Work instructions
Gather all lines in the records below that include the word "tjohn".

— start —

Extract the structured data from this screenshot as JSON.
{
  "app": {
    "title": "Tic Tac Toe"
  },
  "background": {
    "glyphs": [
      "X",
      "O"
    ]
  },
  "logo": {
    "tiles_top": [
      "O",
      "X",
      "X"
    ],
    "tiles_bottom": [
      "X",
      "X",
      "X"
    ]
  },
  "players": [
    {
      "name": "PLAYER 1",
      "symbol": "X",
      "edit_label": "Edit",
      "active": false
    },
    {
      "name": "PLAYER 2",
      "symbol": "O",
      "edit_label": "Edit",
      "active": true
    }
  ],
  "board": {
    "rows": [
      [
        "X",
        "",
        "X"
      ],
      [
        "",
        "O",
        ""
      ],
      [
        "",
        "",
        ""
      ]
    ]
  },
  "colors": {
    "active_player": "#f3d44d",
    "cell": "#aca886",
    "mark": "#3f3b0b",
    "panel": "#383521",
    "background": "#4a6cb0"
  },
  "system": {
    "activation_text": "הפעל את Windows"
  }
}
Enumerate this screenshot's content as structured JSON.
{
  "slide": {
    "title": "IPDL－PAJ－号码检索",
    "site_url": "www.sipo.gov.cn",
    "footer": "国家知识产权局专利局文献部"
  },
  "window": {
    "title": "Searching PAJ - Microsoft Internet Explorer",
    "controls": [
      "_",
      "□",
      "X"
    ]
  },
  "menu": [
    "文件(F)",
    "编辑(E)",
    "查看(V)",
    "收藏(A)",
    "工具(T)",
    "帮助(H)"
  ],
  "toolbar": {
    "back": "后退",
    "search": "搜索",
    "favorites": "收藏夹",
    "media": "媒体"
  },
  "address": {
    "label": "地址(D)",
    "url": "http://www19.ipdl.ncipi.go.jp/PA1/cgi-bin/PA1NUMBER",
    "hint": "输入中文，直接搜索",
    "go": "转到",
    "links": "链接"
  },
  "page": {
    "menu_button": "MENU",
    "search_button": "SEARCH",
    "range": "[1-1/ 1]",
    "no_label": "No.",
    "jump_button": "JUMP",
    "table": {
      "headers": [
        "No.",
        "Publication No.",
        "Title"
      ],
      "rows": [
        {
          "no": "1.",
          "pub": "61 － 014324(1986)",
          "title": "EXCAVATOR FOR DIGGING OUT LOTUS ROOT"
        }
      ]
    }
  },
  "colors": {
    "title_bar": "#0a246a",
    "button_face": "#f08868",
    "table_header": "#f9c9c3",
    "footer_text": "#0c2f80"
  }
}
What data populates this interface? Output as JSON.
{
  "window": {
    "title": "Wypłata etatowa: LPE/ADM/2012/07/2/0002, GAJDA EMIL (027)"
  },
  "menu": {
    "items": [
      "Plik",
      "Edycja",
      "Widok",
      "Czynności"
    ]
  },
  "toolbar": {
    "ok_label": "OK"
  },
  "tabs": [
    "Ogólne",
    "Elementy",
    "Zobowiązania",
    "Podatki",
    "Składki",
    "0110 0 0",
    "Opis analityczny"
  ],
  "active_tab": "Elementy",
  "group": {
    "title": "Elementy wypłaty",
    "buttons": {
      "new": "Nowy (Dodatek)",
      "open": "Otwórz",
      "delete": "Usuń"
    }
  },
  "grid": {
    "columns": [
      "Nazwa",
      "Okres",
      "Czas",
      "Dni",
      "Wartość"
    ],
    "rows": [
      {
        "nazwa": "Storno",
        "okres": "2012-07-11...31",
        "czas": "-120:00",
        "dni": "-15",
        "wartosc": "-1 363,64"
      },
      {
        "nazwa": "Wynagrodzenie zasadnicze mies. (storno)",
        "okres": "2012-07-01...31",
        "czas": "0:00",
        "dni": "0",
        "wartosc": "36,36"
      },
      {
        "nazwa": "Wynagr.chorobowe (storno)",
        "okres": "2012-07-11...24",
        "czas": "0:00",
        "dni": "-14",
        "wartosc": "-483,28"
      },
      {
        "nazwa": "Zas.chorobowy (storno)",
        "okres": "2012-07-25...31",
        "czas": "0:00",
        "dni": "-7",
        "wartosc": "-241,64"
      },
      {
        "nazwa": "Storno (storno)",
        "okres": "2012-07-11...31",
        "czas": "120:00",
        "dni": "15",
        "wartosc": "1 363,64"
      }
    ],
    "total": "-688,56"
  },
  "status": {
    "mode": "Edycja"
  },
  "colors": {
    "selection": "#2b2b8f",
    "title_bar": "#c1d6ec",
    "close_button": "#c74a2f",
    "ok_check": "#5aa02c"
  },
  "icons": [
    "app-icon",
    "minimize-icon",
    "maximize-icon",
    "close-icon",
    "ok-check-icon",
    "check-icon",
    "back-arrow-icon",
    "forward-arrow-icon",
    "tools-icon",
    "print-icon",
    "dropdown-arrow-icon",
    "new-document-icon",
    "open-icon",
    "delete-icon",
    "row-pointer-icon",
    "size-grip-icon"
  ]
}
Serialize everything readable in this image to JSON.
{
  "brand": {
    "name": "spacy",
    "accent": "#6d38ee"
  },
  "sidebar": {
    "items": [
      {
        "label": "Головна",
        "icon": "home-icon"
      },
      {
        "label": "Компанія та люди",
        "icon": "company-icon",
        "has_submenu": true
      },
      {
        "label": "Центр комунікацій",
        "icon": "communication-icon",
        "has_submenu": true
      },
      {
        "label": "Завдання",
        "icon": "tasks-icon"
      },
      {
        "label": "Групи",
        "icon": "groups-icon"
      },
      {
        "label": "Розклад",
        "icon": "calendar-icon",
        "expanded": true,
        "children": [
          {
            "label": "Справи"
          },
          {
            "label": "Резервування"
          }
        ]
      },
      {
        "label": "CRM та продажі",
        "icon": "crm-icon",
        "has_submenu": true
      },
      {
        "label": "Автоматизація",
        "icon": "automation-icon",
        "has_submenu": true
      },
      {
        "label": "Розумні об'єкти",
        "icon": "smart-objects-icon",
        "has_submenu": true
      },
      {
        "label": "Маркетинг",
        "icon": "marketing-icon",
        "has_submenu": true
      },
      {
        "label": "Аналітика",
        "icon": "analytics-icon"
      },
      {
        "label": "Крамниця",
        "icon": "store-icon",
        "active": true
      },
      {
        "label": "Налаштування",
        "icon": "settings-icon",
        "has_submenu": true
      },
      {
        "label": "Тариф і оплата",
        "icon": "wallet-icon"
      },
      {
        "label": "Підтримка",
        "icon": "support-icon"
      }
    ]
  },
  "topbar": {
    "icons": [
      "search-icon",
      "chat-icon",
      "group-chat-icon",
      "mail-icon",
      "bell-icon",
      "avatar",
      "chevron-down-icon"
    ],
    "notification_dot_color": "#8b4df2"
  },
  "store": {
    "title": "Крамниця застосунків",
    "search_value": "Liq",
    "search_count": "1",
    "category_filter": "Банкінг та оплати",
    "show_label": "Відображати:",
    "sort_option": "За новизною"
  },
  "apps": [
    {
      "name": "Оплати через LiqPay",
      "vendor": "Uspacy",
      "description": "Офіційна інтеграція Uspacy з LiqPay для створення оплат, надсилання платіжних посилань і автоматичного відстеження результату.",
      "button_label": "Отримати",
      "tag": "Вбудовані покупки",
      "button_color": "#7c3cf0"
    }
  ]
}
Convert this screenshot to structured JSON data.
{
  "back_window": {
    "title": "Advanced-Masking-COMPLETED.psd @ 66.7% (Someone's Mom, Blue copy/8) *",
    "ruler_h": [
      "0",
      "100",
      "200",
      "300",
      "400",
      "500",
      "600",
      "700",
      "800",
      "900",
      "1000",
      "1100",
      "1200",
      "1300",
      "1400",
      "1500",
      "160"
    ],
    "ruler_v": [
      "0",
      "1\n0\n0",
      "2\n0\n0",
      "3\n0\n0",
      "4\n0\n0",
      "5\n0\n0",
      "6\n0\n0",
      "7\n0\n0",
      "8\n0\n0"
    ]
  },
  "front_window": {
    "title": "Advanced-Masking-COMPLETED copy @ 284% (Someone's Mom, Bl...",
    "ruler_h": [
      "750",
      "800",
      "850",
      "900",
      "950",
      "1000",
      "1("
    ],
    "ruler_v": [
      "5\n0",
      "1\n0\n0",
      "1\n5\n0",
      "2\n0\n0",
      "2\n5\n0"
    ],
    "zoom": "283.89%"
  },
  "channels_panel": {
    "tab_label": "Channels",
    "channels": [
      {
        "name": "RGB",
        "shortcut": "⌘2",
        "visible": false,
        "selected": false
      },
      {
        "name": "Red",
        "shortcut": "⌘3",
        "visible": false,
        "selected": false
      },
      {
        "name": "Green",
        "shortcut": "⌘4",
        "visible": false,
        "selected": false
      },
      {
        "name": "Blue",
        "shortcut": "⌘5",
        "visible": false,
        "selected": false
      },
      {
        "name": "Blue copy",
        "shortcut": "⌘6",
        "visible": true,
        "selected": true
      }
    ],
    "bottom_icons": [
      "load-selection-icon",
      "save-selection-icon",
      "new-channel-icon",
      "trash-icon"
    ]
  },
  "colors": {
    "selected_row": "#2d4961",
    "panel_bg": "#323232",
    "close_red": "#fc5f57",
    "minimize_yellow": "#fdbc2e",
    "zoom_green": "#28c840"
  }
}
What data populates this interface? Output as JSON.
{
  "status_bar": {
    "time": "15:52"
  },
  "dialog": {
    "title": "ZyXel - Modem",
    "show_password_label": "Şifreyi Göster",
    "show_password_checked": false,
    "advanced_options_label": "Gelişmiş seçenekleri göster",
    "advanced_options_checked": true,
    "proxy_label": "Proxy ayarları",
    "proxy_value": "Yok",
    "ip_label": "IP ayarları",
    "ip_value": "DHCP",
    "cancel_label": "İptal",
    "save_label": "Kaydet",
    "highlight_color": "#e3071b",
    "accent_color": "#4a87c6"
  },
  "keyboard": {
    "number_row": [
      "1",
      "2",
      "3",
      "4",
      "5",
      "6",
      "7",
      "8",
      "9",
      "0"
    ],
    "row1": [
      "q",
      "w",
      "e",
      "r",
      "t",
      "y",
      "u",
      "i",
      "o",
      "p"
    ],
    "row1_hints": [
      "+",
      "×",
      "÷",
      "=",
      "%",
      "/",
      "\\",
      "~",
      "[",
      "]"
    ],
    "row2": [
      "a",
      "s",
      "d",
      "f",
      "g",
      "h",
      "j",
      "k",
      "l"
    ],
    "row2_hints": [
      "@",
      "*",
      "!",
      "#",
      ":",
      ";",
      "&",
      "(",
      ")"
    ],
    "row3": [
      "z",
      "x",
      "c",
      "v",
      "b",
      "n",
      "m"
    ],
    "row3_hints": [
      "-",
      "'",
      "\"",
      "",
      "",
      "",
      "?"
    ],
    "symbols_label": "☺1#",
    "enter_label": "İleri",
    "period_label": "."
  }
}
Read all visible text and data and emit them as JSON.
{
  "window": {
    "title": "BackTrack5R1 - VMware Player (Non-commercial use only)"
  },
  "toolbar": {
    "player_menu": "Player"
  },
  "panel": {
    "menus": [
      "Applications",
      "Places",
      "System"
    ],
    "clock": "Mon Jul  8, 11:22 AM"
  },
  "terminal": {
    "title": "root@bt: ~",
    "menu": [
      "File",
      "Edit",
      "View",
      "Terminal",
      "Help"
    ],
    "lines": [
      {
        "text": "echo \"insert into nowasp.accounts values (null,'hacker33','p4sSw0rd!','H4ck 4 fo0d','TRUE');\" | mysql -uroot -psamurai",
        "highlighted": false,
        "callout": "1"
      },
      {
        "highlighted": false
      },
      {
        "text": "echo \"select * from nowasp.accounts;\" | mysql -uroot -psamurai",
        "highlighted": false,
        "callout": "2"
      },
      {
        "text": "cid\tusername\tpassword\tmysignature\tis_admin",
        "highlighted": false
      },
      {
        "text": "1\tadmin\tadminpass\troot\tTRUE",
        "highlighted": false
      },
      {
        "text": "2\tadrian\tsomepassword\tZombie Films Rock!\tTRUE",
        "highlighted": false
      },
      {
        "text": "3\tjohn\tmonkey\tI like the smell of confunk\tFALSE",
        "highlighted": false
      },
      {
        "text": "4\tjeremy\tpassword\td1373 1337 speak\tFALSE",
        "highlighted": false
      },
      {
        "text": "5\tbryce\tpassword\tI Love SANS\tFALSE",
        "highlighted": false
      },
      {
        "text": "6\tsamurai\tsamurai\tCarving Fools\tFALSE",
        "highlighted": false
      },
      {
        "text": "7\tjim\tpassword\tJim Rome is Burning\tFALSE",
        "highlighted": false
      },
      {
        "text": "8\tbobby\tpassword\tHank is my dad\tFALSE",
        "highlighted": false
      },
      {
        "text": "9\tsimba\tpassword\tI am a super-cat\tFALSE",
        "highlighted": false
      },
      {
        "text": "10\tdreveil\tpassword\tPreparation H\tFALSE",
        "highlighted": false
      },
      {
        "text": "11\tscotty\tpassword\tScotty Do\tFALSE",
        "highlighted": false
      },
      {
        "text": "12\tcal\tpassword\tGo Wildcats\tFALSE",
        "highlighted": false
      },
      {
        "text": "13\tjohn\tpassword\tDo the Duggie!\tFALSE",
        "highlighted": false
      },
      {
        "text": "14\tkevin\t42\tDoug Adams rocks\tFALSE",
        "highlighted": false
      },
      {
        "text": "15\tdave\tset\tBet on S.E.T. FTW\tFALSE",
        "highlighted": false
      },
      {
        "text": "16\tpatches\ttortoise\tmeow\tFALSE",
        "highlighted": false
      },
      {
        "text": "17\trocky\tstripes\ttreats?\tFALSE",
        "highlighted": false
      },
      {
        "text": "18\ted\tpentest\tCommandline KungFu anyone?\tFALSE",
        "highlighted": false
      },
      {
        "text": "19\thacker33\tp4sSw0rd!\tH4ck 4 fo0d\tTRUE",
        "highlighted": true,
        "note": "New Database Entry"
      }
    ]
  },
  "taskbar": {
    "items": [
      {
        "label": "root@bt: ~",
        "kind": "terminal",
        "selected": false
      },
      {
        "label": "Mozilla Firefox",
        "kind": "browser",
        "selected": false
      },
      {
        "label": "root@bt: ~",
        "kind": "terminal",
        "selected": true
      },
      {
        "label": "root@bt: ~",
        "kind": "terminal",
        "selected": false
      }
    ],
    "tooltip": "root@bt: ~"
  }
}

— end —

Full response
        "text": "3\tjohn\tmonkey\tI like the smell of confunk\tFALSE",
        "text": "13\tjohn\tpassword\tDo the Duggie!\tFALSE",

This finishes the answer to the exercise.